Dataset items:
•••

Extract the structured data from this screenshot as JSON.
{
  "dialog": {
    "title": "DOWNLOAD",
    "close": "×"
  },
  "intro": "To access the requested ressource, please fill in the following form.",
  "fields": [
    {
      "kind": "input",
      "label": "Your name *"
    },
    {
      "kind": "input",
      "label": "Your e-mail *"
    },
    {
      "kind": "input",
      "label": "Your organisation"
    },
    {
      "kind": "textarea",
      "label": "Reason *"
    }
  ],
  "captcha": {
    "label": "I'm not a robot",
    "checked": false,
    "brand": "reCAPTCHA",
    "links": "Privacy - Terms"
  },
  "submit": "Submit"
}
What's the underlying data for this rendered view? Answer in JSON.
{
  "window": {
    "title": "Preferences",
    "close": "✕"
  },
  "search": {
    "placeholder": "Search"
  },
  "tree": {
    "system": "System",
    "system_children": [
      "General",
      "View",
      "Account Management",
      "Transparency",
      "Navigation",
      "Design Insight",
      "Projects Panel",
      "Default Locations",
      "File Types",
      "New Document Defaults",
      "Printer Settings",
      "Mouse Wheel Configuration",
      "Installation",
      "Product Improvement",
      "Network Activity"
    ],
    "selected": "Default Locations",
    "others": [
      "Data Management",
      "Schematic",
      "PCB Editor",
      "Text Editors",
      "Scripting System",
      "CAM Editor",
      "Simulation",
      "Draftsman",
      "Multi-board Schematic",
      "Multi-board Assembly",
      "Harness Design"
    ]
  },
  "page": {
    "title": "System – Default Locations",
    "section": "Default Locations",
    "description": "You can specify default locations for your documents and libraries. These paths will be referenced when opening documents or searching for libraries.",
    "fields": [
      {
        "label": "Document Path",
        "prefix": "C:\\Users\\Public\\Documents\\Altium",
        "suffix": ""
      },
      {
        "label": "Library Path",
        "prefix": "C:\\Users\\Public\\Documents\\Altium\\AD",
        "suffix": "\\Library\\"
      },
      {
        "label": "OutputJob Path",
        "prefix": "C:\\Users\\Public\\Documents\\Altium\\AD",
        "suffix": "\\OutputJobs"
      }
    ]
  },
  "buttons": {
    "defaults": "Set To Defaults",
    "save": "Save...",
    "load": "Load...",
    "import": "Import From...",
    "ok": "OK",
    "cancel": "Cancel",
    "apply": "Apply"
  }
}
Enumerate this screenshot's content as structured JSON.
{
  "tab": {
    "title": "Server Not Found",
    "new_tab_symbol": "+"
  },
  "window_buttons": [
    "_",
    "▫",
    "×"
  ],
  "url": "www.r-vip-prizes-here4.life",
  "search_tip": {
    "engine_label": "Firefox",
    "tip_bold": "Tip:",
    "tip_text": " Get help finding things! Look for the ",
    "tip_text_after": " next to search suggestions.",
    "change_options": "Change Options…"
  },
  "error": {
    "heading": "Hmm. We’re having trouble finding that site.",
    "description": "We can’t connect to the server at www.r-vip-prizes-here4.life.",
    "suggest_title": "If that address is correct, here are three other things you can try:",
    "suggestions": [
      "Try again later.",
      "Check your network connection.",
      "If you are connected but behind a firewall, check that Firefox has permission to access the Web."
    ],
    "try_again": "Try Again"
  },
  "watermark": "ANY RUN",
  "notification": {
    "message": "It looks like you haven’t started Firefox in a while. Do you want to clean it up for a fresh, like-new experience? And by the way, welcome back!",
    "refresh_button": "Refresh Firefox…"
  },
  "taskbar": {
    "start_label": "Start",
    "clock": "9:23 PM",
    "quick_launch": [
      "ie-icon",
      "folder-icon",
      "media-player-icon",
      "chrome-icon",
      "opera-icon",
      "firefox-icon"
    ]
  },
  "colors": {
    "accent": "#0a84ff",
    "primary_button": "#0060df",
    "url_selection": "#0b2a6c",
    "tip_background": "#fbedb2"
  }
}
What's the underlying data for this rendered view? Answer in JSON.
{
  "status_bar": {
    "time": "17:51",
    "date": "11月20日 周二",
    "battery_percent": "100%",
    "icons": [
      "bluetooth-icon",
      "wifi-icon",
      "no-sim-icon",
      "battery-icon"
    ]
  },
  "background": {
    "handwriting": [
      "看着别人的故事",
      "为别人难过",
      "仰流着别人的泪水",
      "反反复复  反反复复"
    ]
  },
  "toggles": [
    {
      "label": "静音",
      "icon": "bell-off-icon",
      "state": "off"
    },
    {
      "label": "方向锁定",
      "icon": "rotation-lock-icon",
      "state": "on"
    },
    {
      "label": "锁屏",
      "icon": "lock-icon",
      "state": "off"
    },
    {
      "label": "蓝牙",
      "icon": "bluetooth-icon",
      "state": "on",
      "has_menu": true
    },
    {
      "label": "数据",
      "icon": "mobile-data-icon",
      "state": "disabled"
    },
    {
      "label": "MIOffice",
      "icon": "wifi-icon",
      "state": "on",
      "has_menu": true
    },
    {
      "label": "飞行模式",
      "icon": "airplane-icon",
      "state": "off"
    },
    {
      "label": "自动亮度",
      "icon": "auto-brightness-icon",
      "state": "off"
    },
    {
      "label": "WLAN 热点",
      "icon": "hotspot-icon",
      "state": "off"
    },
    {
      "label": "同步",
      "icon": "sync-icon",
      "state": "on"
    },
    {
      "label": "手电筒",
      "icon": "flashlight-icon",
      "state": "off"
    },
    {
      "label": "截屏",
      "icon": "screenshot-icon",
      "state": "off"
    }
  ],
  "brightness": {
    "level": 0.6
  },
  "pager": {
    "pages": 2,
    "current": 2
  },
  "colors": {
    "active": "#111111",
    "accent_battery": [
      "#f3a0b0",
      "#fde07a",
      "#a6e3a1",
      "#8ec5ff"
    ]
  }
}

•••

Exercise brief ▸ Every record above must be duplicated exactly.

Solution to the exercise ▸
Extract the structured data from this screenshot as JSON.
{
  "dialog": {
    "title": "DOWNLOAD",
    "close": "×"
  },
  "intro": "To access the requested ressource, please fill in the following form.",
  "fields": [
    {
      "kind": "input",
      "label": "Your name *"
    },
    {
      "kind": "input",
      "label": "Your e-mail *"
    },
    {
      "kind": "input",
      "label": "Your organisation"
    },
    {
      "kind": "textarea",
      "label": "Reason *"
    }
  ],
  "captcha": {
    "label": "I'm not a robot",
    "checked": false,
    "brand": "reCAPTCHA",
    "links": "Privacy - Terms"
  },
  "submit": "Submit"
}
What's the underlying data for this rendered view? Answer in JSON.
{
  "window": {
    "title": "Preferences",
    "close": "✕"
  },
  "search": {
    "placeholder": "Search"
  },
  "tree": {
    "system": "System",
    "system_children": [
      "General",
      "View",
      "Account Management",
      "Transparency",
      "Navigation",
      "Design Insight",
      "Projects Panel",
      "Default Locations",
      "File Types",
      "New Document Defaults",
      "Printer Settings",
      "Mouse Wheel Configuration",
      "Installation",
      "Product Improvement",
      "Network Activity"
    ],
    "selected": "Default Locations",
    "others": [
      "Data Management",
      "Schematic",
      "PCB Editor",
      "Text Editors",
      "Scripting System",
      "CAM Editor",
      "Simulation",
      "Draftsman",
      "Multi-board Schematic",
      "Multi-board Assembly",
      "Harness Design"
    ]
  },
  "page": {
    "title": "System – Default Locations",
    "section": "Default Locations",
    "description": "You can specify default locations for your documents and libraries. These paths will be referenced when opening documents or searching for libraries.",
    "fields": [
      {
        "label": "Document Path",
        "prefix": "C:\\Users\\Public\\Documents\\Altium",
        "suffix": ""
      },
      {
        "label": "Library Path",
        "prefix": "C:\\Users\\Public\\Documents\\Altium\\AD",
        "suffix": "\\Library\\"
      },
      {
        "label": "OutputJob Path",
        "prefix": "C:\\Users\\Public\\Documents\\Altium\\AD",
        "suffix": "\\OutputJobs"
      }
    ]
  },
  "buttons": {
    "defaults": "Set To Defaults",
    "save": "Save...",
    "load": "Load...",
    "import": "Import From...",
    "ok": "OK",
    "cancel": "Cancel",
    "apply": "Apply"
  }
}
Enumerate this screenshot's content as structured JSON.
{
  "tab": {
    "title": "Server Not Found",
    "new_tab_symbol": "+"
  },
  "window_buttons": [
    "_",
    "▫",
    "×"
  ],
  "url": "www.r-vip-prizes-here4.life",
  "search_tip": {
    "engine_label": "Firefox",
    "tip_bold": "Tip:",
    "tip_text": " Get help finding things! Look for the ",
    "tip_text_after": " next to search suggestions.",
    "change_options": "Change Options…"
  },
  "error": {
    "heading": "Hmm. We’re having trouble finding that site.",
    "description": "We can’t connect to the server at www.r-vip-prizes-here4.life.",
    "suggest_title": "If that address is correct, here are three other things you can try:",
    "suggestions": [
      "Try again later.",
      "Check your network connection.",
      "If you are connected but behind a firewall, check that Firefox has permission to access the Web."
    ],
    "try_again": "Try Again"
  },
  "watermark": "ANY RUN",
  "notification": {
    "message": "It looks like you haven’t started Firefox in a while. Do you want to clean it up for a fresh, like-new experience? And by the way, welcome back!",
    "refresh_button": "Refresh Firefox…"
  },
  "taskbar": {
    "start_label": "Start",
    "clock": "9:23 PM",
    "quick_launch": [
      "ie-icon",
      "folder-icon",
      "media-player-icon",
      "chrome-icon",
      "opera-icon",
      "firefox-icon"
    ]
  },
  "colors": {
    "accent": "#0a84ff",
    "primary_button": "#0060df",
    "url_selection": "#0b2a6c",
    "tip_background": "#fbedb2"
  }
}
What's the underlying data for this rendered view? Answer in JSON.
{
  "status_bar": {
    "time": "17:51",
    "date": "11月20日 周二",
    "battery_percent": "100%",
    "icons": [
      "bluetooth-icon",
      "wifi-icon",
      "no-sim-icon",
      "battery-icon"
    ]
  },
  "background": {
    "handwriting": [
      "看着别人的故事",
      "为别人难过",
      "仰流着别人的泪水",
      "反反复复  反反复复"
    ]
  },
  "toggles": [
    {
      "label": "静音",
      "icon": "bell-off-icon",
      "state": "off"
    },
    {
      "label": "方向锁定",
      "icon": "rotation-lock-icon",
      "state": "on"
    },
    {
      "label": "锁屏",
      "icon": "lock-icon",
      "state": "off"
    },
    {
      "label": "蓝牙",
      "icon": "bluetooth-icon",
      "state": "on",
      "has_menu": true
    },
    {
      "label": "数据",
      "icon": "mobile-data-icon",
      "state": "disabled"
    },
    {
      "label": "MIOffice",
      "icon": "wifi-icon",
      "state": "on",
      "has_menu": true
    },
    {
      "label": "飞行模式",
      "icon": "airplane-icon",
      "state": "off"
    },
    {
      "label": "自动亮度",
      "icon": "auto-brightness-icon",
      "state": "off"
    },
    {
      "label": "WLAN 热点",
      "icon": "hotspot-icon",
      "state": "off"
    },
    {
      "label": "同步",
      "icon": "sync-icon",
      "state": "on"
    },
    {
      "label": "手电筒",
      "icon": "flashlight-icon",
      "state": "off"
    },
    {
      "label": "截屏",
      "icon": "screenshot-icon",
      "state": "off"
    }
  ],
  "brightness": {
    "level": 0.6
  },
  "pager": {
    "pages": 2,
    "current": 2
  },
  "colors": {
    "active": "#111111",
    "accent_battery": [
      "#f3a0b0",
      "#fde07a",
      "#a6e3a1",
      "#8ec5ff"
    ]
  }
}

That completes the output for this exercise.